# DIRECTIVE:
Please transcribe the data below exactly. Leave the pictures out.

═══ RECORDS FOR THIS TASK

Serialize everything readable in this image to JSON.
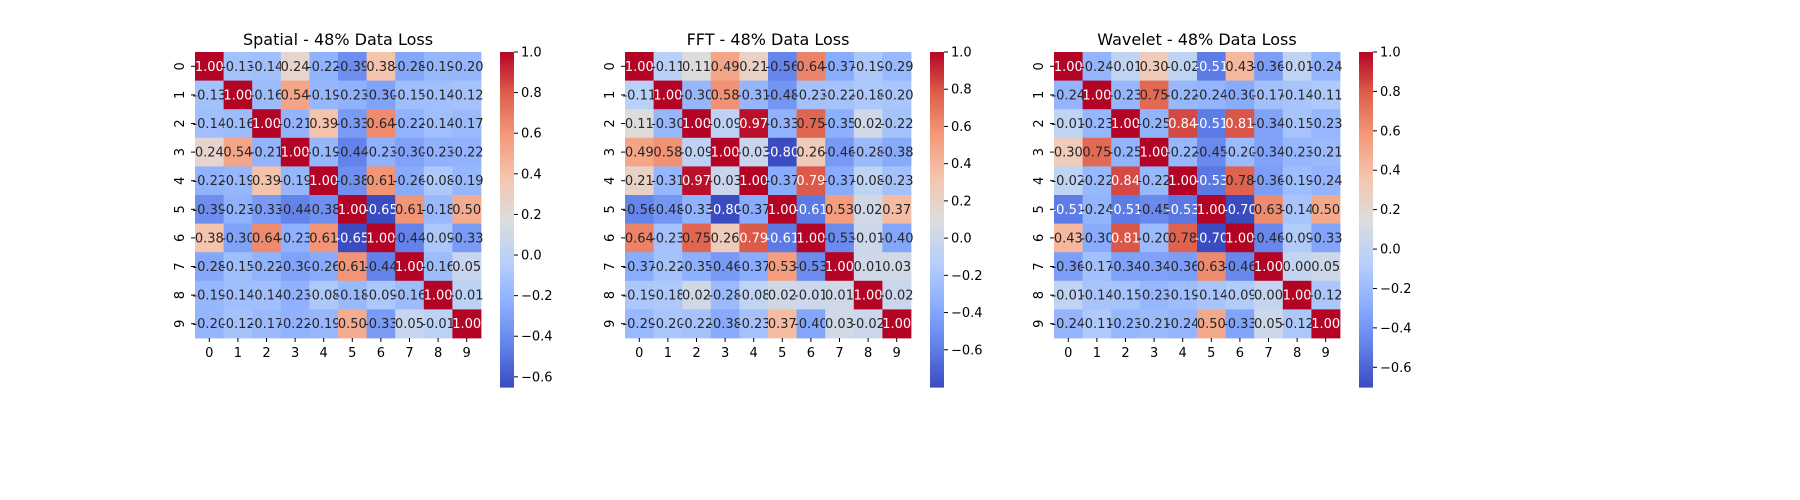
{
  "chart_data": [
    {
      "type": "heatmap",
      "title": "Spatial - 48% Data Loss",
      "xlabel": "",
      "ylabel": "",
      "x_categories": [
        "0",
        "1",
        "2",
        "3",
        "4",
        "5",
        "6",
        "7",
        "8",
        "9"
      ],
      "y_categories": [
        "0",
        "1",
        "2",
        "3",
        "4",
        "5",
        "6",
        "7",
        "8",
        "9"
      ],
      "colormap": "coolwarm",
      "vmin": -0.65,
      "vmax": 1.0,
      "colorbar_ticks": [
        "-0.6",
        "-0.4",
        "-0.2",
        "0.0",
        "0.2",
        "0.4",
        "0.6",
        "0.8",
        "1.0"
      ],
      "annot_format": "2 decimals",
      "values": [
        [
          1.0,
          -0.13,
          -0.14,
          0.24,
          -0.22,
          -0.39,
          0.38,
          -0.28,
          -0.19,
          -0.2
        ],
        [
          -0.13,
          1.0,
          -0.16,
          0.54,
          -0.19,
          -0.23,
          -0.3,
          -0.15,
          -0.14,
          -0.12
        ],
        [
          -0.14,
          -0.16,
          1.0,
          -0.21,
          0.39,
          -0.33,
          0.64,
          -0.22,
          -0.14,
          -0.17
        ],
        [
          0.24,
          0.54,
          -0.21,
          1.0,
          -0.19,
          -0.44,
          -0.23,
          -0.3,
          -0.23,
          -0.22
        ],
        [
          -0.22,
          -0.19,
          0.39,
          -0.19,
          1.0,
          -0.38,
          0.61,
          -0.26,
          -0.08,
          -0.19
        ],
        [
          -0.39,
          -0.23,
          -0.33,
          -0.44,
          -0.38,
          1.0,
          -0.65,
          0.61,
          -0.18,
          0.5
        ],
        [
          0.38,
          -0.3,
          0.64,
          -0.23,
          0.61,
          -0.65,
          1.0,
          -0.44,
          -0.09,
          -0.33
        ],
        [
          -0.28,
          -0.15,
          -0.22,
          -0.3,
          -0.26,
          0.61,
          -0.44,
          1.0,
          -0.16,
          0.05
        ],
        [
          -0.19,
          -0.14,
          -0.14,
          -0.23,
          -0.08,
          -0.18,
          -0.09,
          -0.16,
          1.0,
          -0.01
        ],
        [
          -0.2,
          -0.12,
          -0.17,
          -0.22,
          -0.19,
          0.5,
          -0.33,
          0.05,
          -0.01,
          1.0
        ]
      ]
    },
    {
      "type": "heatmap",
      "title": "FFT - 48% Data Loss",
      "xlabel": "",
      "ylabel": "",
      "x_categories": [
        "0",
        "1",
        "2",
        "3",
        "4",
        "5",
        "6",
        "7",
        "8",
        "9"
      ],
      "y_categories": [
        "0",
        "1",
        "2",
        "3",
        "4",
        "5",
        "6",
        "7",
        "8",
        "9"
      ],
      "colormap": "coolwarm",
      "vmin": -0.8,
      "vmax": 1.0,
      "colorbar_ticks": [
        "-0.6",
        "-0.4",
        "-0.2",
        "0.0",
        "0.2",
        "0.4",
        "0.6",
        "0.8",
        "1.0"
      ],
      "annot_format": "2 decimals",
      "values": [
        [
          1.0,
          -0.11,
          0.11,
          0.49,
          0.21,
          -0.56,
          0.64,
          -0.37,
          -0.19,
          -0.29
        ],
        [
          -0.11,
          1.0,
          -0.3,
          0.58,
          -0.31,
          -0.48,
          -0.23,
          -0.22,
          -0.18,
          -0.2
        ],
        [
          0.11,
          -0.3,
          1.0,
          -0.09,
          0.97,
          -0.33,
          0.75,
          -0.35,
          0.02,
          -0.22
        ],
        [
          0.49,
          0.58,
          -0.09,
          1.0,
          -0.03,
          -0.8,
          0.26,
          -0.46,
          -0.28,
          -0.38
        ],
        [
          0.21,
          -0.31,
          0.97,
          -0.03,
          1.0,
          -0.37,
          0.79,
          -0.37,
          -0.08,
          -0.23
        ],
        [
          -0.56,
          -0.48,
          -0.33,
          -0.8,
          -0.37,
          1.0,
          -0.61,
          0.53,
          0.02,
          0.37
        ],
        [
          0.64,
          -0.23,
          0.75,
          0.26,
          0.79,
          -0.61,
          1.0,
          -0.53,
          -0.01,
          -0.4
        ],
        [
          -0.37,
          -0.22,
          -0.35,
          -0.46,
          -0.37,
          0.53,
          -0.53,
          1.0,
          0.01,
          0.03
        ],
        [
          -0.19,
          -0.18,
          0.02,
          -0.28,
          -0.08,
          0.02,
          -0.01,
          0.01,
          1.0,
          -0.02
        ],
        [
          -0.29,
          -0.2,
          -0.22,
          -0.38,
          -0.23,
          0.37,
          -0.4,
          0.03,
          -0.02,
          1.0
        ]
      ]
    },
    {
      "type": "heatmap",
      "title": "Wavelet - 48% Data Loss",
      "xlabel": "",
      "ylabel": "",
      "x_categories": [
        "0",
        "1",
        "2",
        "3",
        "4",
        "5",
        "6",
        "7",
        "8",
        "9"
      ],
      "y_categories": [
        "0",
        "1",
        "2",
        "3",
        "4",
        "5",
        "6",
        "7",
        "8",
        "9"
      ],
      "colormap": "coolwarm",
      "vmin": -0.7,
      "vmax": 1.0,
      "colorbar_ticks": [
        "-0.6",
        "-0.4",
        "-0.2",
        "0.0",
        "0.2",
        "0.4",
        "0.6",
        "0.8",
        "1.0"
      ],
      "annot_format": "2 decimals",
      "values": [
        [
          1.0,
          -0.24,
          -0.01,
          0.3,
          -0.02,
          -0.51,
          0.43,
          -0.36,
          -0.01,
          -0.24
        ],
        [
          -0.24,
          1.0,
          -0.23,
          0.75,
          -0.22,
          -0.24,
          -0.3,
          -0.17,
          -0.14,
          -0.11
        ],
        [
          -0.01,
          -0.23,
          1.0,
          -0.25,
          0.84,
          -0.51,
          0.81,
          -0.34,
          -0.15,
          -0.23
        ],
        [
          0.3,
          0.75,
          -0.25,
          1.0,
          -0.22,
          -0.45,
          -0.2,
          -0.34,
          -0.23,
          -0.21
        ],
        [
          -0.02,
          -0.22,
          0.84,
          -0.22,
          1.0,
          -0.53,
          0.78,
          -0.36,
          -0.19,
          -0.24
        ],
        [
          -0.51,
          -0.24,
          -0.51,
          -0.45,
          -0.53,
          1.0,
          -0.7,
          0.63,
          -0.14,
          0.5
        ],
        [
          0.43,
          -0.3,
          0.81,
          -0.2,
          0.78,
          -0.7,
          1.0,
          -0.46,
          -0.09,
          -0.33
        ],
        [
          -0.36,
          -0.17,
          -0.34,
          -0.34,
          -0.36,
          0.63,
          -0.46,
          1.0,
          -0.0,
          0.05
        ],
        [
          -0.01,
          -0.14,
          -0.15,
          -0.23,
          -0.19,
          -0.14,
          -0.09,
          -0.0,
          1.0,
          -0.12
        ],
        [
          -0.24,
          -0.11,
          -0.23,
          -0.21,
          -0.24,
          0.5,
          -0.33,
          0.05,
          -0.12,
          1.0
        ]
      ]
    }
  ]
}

══════

# CORRECT RESULT:
Serialize everything readable in this image to JSON.
{
  "chart_data": [
    {
      "type": "heatmap",
      "title": "Spatial - 48% Data Loss",
      "xlabel": "",
      "ylabel": "",
      "x_categories": [
        "0",
        "1",
        "2",
        "3",
        "4",
        "5",
        "6",
        "7",
        "8",
        "9"
      ],
      "y_categories": [
        "0",
        "1",
        "2",
        "3",
        "4",
        "5",
        "6",
        "7",
        "8",
        "9"
      ],
      "colormap": "coolwarm",
      "vmin": -0.65,
      "vmax": 1.0,
      "colorbar_ticks": [
        "-0.6",
        "-0.4",
        "-0.2",
        "0.0",
        "0.2",
        "0.4",
        "0.6",
        "0.8",
        "1.0"
      ],
      "annot_format": "2 decimals",
      "values": [
        [
          1.0,
          -0.13,
          -0.14,
          0.24,
          -0.22,
          -0.39,
          0.38,
          -0.28,
          -0.19,
          -0.2
        ],
        [
          -0.13,
          1.0,
          -0.16,
          0.54,
          -0.19,
          -0.23,
          -0.3,
          -0.15,
          -0.14,
          -0.12
        ],
        [
          -0.14,
          -0.16,
          1.0,
          -0.21,
          0.39,
          -0.33,
          0.64,
          -0.22,
          -0.14,
          -0.17
        ],
        [
          0.24,
          0.54,
          -0.21,
          1.0,
          -0.19,
          -0.44,
          -0.23,
          -0.3,
          -0.23,
          -0.22
        ],
        [
          -0.22,
          -0.19,
          0.39,
          -0.19,
          1.0,
          -0.38,
          0.61,
          -0.26,
          -0.08,
          -0.19
        ],
        [
          -0.39,
          -0.23,
          -0.33,
          -0.44,
          -0.38,
          1.0,
          -0.65,
          0.61,
          -0.18,
          0.5
        ],
        [
          0.38,
          -0.3,
          0.64,
          -0.23,
          0.61,
          -0.65,
          1.0,
          -0.44,
          -0.09,
          -0.33
        ],
        [
          -0.28,
          -0.15,
          -0.22,
          -0.3,
          -0.26,
          0.61,
          -0.44,
          1.0,
          -0.16,
          0.05
        ],
        [
          -0.19,
          -0.14,
          -0.14,
          -0.23,
          -0.08,
          -0.18,
          -0.09,
          -0.16,
          1.0,
          -0.01
        ],
        [
          -0.2,
          -0.12,
          -0.17,
          -0.22,
          -0.19,
          0.5,
          -0.33,
          0.05,
          -0.01,
          1.0
        ]
      ]
    },
    {
      "type": "heatmap",
      "title": "FFT - 48% Data Loss",
      "xlabel": "",
      "ylabel": "",
      "x_categories": [
        "0",
        "1",
        "2",
        "3",
        "4",
        "5",
        "6",
        "7",
        "8",
        "9"
      ],
      "y_categories": [
        "0",
        "1",
        "2",
        "3",
        "4",
        "5",
        "6",
        "7",
        "8",
        "9"
      ],
      "colormap": "coolwarm",
      "vmin": -0.8,
      "vmax": 1.0,
      "colorbar_ticks": [
        "-0.6",
        "-0.4",
        "-0.2",
        "0.0",
        "0.2",
        "0.4",
        "0.6",
        "0.8",
        "1.0"
      ],
      "annot_format": "2 decimals",
      "values": [
        [
          1.0,
          -0.11,
          0.11,
          0.49,
          0.21,
          -0.56,
          0.64,
          -0.37,
          -0.19,
          -0.29
        ],
        [
          -0.11,
          1.0,
          -0.3,
          0.58,
          -0.31,
          -0.48,
          -0.23,
          -0.22,
          -0.18,
          -0.2
        ],
        [
          0.11,
          -0.3,
          1.0,
          -0.09,
          0.97,
          -0.33,
          0.75,
          -0.35,
          0.02,
          -0.22
        ],
        [
          0.49,
          0.58,
          -0.09,
          1.0,
          -0.03,
          -0.8,
          0.26,
          -0.46,
          -0.28,
          -0.38
        ],
        [
          0.21,
          -0.31,
          0.97,
          -0.03,
          1.0,
          -0.37,
          0.79,
          -0.37,
          -0.08,
          -0.23
        ],
        [
          -0.56,
          -0.48,
          -0.33,
          -0.8,
          -0.37,
          1.0,
          -0.61,
          0.53,
          0.02,
          0.37
        ],
        [
          0.64,
          -0.23,
          0.75,
          0.26,
          0.79,
          -0.61,
          1.0,
          -0.53,
          -0.01,
          -0.4
        ],
        [
          -0.37,
          -0.22,
          -0.35,
          -0.46,
          -0.37,
          0.53,
          -0.53,
          1.0,
          0.01,
          0.03
        ],
        [
          -0.19,
          -0.18,
          0.02,
          -0.28,
          -0.08,
          0.02,
          -0.01,
          0.01,
          1.0,
          -0.02
        ],
        [
          -0.29,
          -0.2,
          -0.22,
          -0.38,
          -0.23,
          0.37,
          -0.4,
          0.03,
          -0.02,
          1.0
        ]
      ]
    },
    {
      "type": "heatmap",
      "title": "Wavelet - 48% Data Loss",
      "xlabel": "",
      "ylabel": "",
      "x_categories": [
        "0",
        "1",
        "2",
        "3",
        "4",
        "5",
        "6",
        "7",
        "8",
        "9"
      ],
      "y_categories": [
        "0",
        "1",
        "2",
        "3",
        "4",
        "5",
        "6",
        "7",
        "8",
        "9"
      ],
      "colormap": "coolwarm",
      "vmin": -0.7,
      "vmax": 1.0,
      "colorbar_ticks": [
        "-0.6",
        "-0.4",
        "-0.2",
        "0.0",
        "0.2",
        "0.4",
        "0.6",
        "0.8",
        "1.0"
      ],
      "annot_format": "2 decimals",
      "values": [
        [
          1.0,
          -0.24,
          -0.01,
          0.3,
          -0.02,
          -0.51,
          0.43,
          -0.36,
          -0.01,
          -0.24
        ],
        [
          -0.24,
          1.0,
          -0.23,
          0.75,
          -0.22,
          -0.24,
          -0.3,
          -0.17,
          -0.14,
          -0.11
        ],
        [
          -0.01,
          -0.23,
          1.0,
          -0.25,
          0.84,
          -0.51,
          0.81,
          -0.34,
          -0.15,
          -0.23
        ],
        [
          0.3,
          0.75,
          -0.25,
          1.0,
          -0.22,
          -0.45,
          -0.2,
          -0.34,
          -0.23,
          -0.21
        ],
        [
          -0.02,
          -0.22,
          0.84,
          -0.22,
          1.0,
          -0.53,
          0.78,
          -0.36,
          -0.19,
          -0.24
        ],
        [
          -0.51,
          -0.24,
          -0.51,
          -0.45,
          -0.53,
          1.0,
          -0.7,
          0.63,
          -0.14,
          0.5
        ],
        [
          0.43,
          -0.3,
          0.81,
          -0.2,
          0.78,
          -0.7,
          1.0,
          -0.46,
          -0.09,
          -0.33
        ],
        [
          -0.36,
          -0.17,
          -0.34,
          -0.34,
          -0.36,
          0.63,
          -0.46,
          1.0,
          -0.0,
          0.05
        ],
        [
          -0.01,
          -0.14,
          -0.15,
          -0.23,
          -0.19,
          -0.14,
          -0.09,
          -0.0,
          1.0,
          -0.12
        ],
        [
          -0.24,
          -0.11,
          -0.23,
          -0.21,
          -0.24,
          0.5,
          -0.33,
          0.05,
          -0.12,
          1.0
        ]
      ]
    }
  ]
}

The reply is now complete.